With the images removed, repeat the data below exactly.

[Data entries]
• • • •
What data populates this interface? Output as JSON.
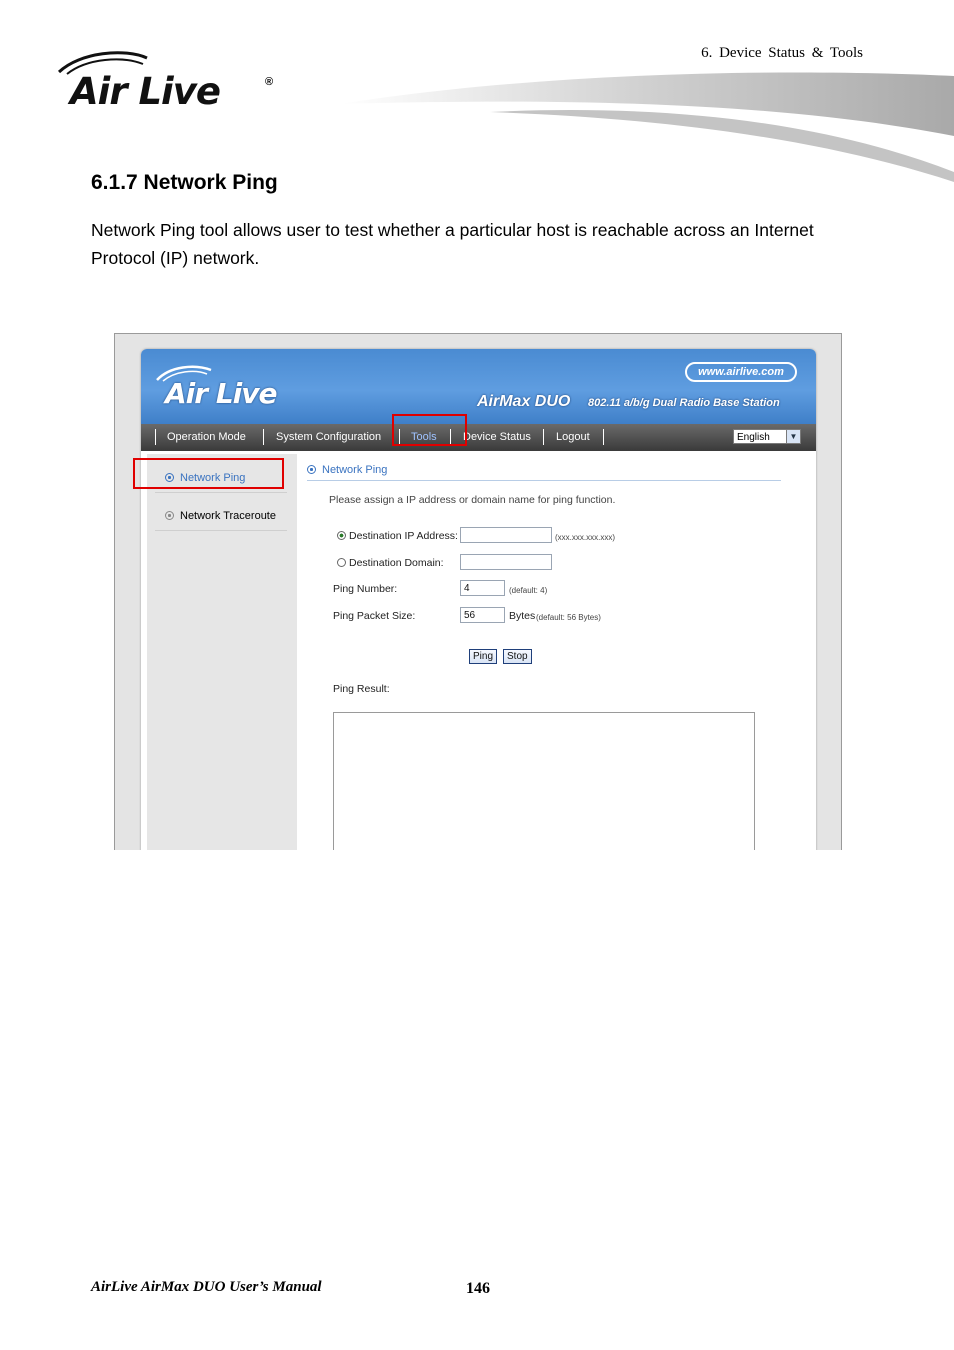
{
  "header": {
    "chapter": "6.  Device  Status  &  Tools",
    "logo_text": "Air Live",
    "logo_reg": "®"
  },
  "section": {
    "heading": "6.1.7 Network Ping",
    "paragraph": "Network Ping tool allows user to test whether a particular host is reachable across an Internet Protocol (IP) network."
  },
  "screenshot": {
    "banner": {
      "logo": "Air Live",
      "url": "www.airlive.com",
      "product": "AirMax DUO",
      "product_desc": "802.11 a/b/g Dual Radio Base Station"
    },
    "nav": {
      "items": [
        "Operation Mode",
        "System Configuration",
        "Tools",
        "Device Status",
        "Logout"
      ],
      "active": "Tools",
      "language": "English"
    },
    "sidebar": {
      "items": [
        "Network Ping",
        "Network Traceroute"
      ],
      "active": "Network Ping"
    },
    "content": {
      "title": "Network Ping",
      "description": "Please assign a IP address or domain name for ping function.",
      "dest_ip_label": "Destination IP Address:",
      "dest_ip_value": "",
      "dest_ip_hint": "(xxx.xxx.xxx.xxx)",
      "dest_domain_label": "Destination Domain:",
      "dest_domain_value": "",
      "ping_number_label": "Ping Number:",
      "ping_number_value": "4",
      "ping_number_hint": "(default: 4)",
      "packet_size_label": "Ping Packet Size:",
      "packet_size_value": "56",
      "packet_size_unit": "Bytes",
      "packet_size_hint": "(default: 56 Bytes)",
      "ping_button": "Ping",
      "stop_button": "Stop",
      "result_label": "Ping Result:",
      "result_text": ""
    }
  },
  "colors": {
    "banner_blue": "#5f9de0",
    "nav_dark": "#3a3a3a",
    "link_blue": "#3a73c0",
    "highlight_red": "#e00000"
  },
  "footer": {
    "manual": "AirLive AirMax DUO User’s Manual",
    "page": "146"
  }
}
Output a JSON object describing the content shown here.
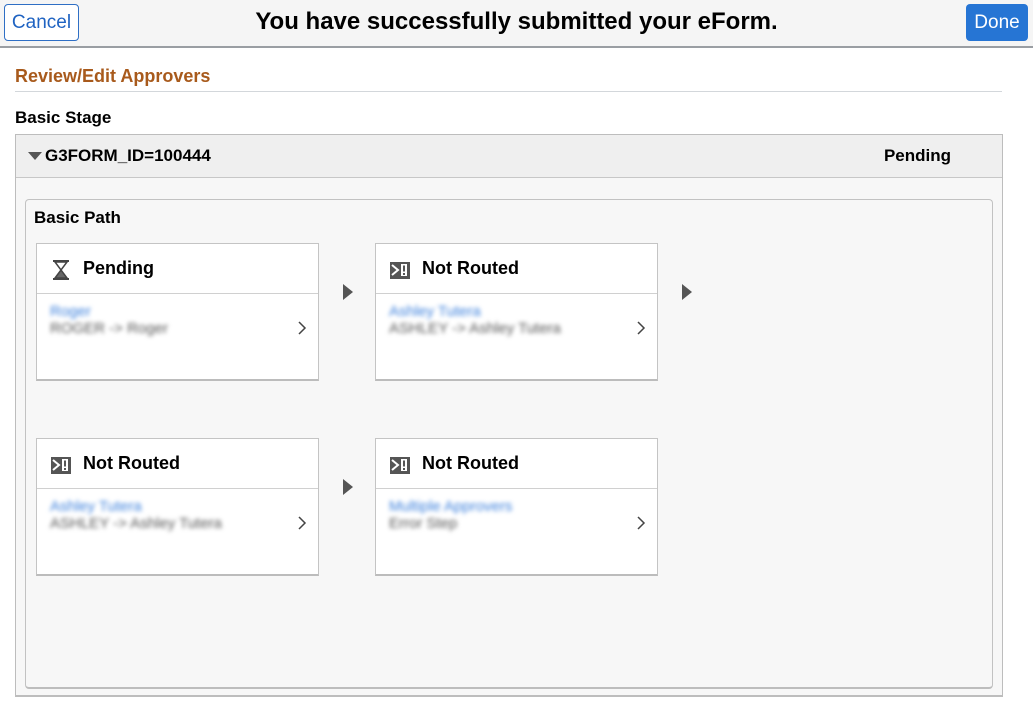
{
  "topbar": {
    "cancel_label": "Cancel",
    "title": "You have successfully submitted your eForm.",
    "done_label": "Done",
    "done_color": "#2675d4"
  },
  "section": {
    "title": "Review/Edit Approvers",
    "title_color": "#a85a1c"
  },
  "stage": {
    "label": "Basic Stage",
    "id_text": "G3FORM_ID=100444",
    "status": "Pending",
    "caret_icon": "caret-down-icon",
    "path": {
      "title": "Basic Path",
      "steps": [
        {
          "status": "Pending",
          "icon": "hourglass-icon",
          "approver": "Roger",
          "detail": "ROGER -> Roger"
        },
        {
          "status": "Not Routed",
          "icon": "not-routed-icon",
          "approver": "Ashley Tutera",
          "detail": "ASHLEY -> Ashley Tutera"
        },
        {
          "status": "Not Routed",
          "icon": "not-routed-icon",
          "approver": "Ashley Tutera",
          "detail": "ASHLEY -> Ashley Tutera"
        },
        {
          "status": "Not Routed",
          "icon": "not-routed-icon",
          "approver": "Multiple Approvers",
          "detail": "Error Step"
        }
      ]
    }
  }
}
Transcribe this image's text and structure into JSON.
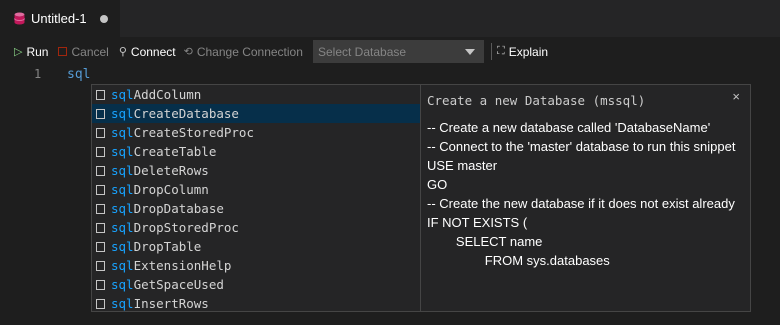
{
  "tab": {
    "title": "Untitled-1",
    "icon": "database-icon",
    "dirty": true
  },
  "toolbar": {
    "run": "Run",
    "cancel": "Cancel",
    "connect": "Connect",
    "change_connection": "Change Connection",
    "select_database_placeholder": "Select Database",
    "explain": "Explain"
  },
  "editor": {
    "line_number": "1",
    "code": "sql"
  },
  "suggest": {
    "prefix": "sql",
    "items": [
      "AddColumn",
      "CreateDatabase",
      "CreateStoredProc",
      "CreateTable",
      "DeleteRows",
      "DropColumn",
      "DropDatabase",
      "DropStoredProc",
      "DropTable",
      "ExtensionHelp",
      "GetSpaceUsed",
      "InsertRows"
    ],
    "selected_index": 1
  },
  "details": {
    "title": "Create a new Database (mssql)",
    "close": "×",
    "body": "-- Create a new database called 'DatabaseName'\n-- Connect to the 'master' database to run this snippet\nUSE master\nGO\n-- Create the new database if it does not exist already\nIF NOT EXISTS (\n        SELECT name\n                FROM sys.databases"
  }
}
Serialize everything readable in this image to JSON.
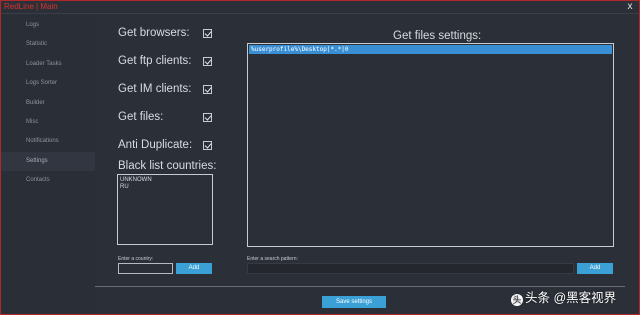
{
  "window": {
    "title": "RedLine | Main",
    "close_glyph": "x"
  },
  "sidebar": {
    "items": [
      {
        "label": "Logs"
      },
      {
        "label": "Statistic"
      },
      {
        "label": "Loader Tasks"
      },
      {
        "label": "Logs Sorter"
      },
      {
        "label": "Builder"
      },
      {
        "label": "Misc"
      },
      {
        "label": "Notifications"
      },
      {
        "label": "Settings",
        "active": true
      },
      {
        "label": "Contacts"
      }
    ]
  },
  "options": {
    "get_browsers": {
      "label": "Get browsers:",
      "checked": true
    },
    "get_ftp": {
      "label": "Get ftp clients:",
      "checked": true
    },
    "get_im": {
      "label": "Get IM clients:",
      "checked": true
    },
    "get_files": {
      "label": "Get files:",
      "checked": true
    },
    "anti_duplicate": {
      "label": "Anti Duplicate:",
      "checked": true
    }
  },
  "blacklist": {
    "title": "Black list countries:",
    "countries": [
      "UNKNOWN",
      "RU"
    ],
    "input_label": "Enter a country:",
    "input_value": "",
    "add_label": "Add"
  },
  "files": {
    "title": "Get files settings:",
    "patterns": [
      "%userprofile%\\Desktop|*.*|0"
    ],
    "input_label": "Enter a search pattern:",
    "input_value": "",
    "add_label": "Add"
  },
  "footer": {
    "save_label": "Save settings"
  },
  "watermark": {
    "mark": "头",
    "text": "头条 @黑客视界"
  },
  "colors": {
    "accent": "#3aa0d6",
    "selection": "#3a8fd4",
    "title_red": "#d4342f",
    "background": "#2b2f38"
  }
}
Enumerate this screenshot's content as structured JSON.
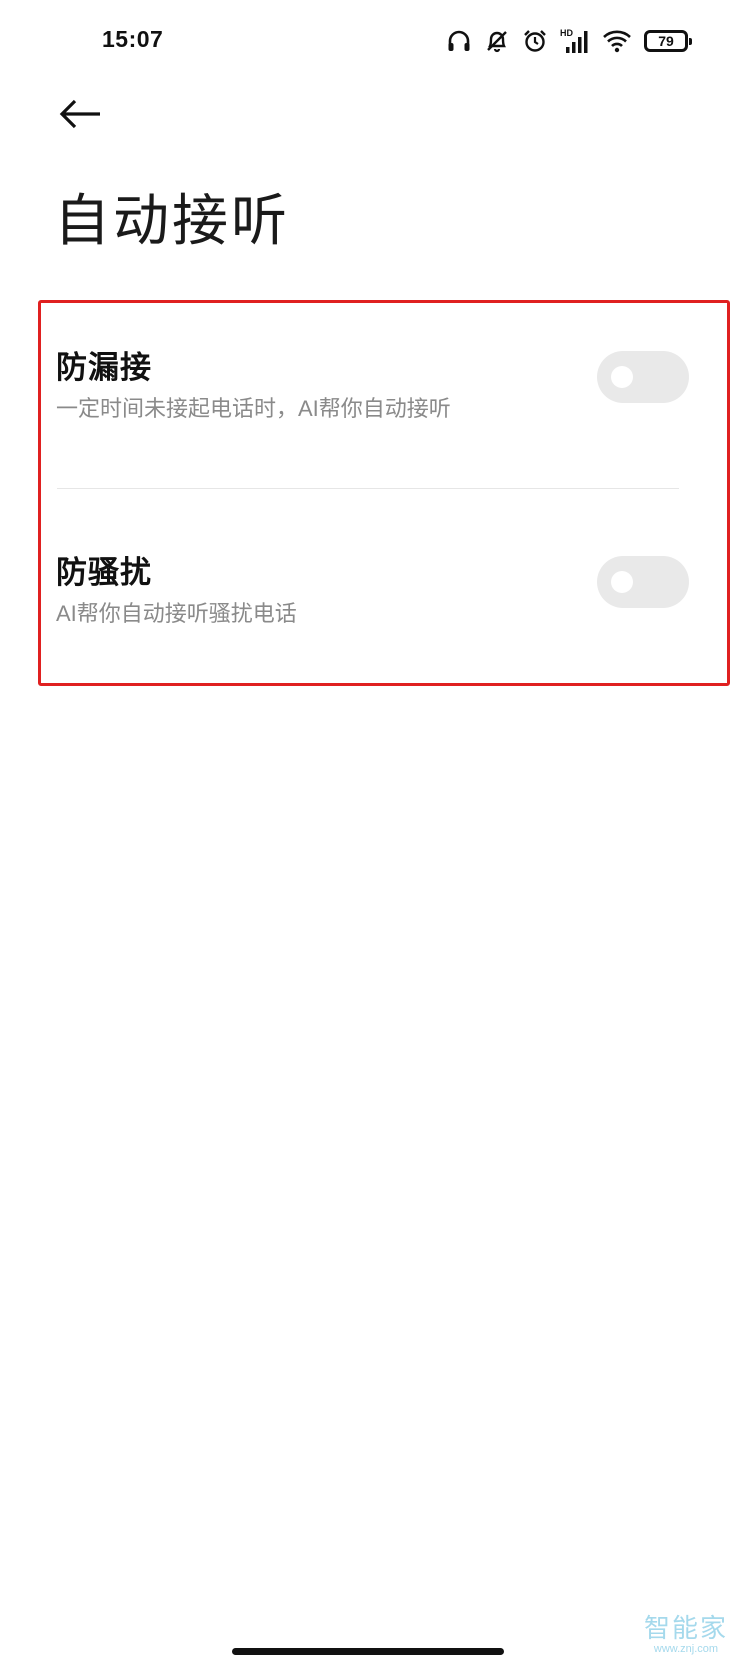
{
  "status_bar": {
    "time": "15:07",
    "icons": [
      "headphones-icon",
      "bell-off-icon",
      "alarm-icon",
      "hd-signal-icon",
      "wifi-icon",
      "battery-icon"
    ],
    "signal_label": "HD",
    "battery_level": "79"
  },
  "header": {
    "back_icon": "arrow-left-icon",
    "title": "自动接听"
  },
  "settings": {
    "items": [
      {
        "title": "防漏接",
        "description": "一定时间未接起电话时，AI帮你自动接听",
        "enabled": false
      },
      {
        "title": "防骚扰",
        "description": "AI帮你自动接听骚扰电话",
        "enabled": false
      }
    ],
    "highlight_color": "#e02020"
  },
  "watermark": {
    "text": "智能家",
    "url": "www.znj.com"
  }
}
• • • •
▸ **ANSWER TO THE PROBLEM**:
What data populates this interface? Output as JSON.
{
  "header": {
    "chapter": "6.  Device  Status  &  Tools",
    "logo_text": "Air Live",
    "logo_reg": "®"
  },
  "section": {
    "heading": "6.1.7 Network Ping",
    "paragraph": "Network Ping tool allows user to test whether a particular host is reachable across an Internet Protocol (IP) network."
  },
  "screenshot": {
    "banner": {
      "logo": "Air Live",
      "url": "www.airlive.com",
      "product": "AirMax DUO",
      "product_desc": "802.11 a/b/g Dual Radio Base Station"
    },
    "nav": {
      "items": [
        "Operation Mode",
        "System Configuration",
        "Tools",
        "Device Status",
        "Logout"
      ],
      "active": "Tools",
      "language": "English"
    },
    "sidebar": {
      "items": [
        "Network Ping",
        "Network Traceroute"
      ],
      "active": "Network Ping"
    },
    "content": {
      "title": "Network Ping",
      "description": "Please assign a IP address or domain name for ping function.",
      "dest_ip_label": "Destination IP Address:",
      "dest_ip_value": "",
      "dest_ip_hint": "(xxx.xxx.xxx.xxx)",
      "dest_domain_label": "Destination Domain:",
      "dest_domain_value": "",
      "ping_number_label": "Ping Number:",
      "ping_number_value": "4",
      "ping_number_hint": "(default: 4)",
      "packet_size_label": "Ping Packet Size:",
      "packet_size_value": "56",
      "packet_size_unit": "Bytes",
      "packet_size_hint": "(default: 56 Bytes)",
      "ping_button": "Ping",
      "stop_button": "Stop",
      "result_label": "Ping Result:",
      "result_text": ""
    }
  },
  "colors": {
    "banner_blue": "#5f9de0",
    "nav_dark": "#3a3a3a",
    "link_blue": "#3a73c0",
    "highlight_red": "#e00000"
  },
  "footer": {
    "manual": "AirLive AirMax DUO User’s Manual",
    "page": "146"
  }
}
Output a JSON object describing the content shown here.
{
  "topbar": {
    "cancel_label": "Cancel",
    "title": "You have successfully submitted your eForm.",
    "done_label": "Done",
    "done_color": "#2675d4"
  },
  "section": {
    "title": "Review/Edit Approvers",
    "title_color": "#a85a1c"
  },
  "stage": {
    "label": "Basic Stage",
    "id_text": "G3FORM_ID=100444",
    "status": "Pending",
    "caret_icon": "caret-down-icon",
    "path": {
      "title": "Basic Path",
      "steps": [
        {
          "status": "Pending",
          "icon": "hourglass-icon",
          "approver": "Roger",
          "detail": "ROGER -> Roger"
        },
        {
          "status": "Not Routed",
          "icon": "not-routed-icon",
          "approver": "Ashley Tutera",
          "detail": "ASHLEY -> Ashley Tutera"
        },
        {
          "status": "Not Routed",
          "icon": "not-routed-icon",
          "approver": "Ashley Tutera",
          "detail": "ASHLEY -> Ashley Tutera"
        },
        {
          "status": "Not Routed",
          "icon": "not-routed-icon",
          "approver": "Multiple Approvers",
          "detail": "Error Step"
        }
      ]
    }
  }
}
Transcribe this image's text and structure into JSON.
{
  "tab": {
    "title": "Untitled-1",
    "icon": "database-icon",
    "dirty": true
  },
  "toolbar": {
    "run": "Run",
    "cancel": "Cancel",
    "connect": "Connect",
    "change_connection": "Change Connection",
    "select_database_placeholder": "Select Database",
    "explain": "Explain"
  },
  "editor": {
    "line_number": "1",
    "code": "sql"
  },
  "suggest": {
    "prefix": "sql",
    "items": [
      "AddColumn",
      "CreateDatabase",
      "CreateStoredProc",
      "CreateTable",
      "DeleteRows",
      "DropColumn",
      "DropDatabase",
      "DropStoredProc",
      "DropTable",
      "ExtensionHelp",
      "GetSpaceUsed",
      "InsertRows"
    ],
    "selected_index": 1
  },
  "details": {
    "title": "Create a new Database (mssql)",
    "close": "×",
    "body": "-- Create a new database called 'DatabaseName'\n-- Connect to the 'master' database to run this snippet\nUSE master\nGO\n-- Create the new database if it does not exist already\nIF NOT EXISTS (\n        SELECT name\n                FROM sys.databases"
  }
}
Serialize everything readable in this image to JSON.
{
  "window": {
    "title": "RedLine | Main",
    "close_glyph": "x"
  },
  "sidebar": {
    "items": [
      {
        "label": "Logs"
      },
      {
        "label": "Statistic"
      },
      {
        "label": "Loader Tasks"
      },
      {
        "label": "Logs Sorter"
      },
      {
        "label": "Builder"
      },
      {
        "label": "Misc"
      },
      {
        "label": "Notifications"
      },
      {
        "label": "Settings",
        "active": true
      },
      {
        "label": "Contacts"
      }
    ]
  },
  "options": {
    "get_browsers": {
      "label": "Get browsers:",
      "checked": true
    },
    "get_ftp": {
      "label": "Get ftp clients:",
      "checked": true
    },
    "get_im": {
      "label": "Get IM clients:",
      "checked": true
    },
    "get_files": {
      "label": "Get files:",
      "checked": true
    },
    "anti_duplicate": {
      "label": "Anti Duplicate:",
      "checked": true
    }
  },
  "blacklist": {
    "title": "Black list countries:",
    "countries": [
      "UNKNOWN",
      "RU"
    ],
    "input_label": "Enter a country:",
    "input_value": "",
    "add_label": "Add"
  },
  "files": {
    "title": "Get files settings:",
    "patterns": [
      "%userprofile%\\Desktop|*.*|0"
    ],
    "input_label": "Enter a search pattern:",
    "input_value": "",
    "add_label": "Add"
  },
  "footer": {
    "save_label": "Save settings"
  },
  "watermark": {
    "mark": "头",
    "text": "头条 @黑客视界"
  },
  "colors": {
    "accent": "#3aa0d6",
    "selection": "#3a8fd4",
    "title_red": "#d4342f",
    "background": "#2b2f38"
  }
}
Enumerate this screenshot's content as structured JSON.
{
  "status_bar": {
    "time": "15:07",
    "icons": [
      "headphones-icon",
      "bell-off-icon",
      "alarm-icon",
      "hd-signal-icon",
      "wifi-icon",
      "battery-icon"
    ],
    "signal_label": "HD",
    "battery_level": "79"
  },
  "header": {
    "back_icon": "arrow-left-icon",
    "title": "自动接听"
  },
  "settings": {
    "items": [
      {
        "title": "防漏接",
        "description": "一定时间未接起电话时，AI帮你自动接听",
        "enabled": false
      },
      {
        "title": "防骚扰",
        "description": "AI帮你自动接听骚扰电话",
        "enabled": false
      }
    ],
    "highlight_color": "#e02020"
  },
  "watermark": {
    "text": "智能家",
    "url": "www.znj.com"
  }
}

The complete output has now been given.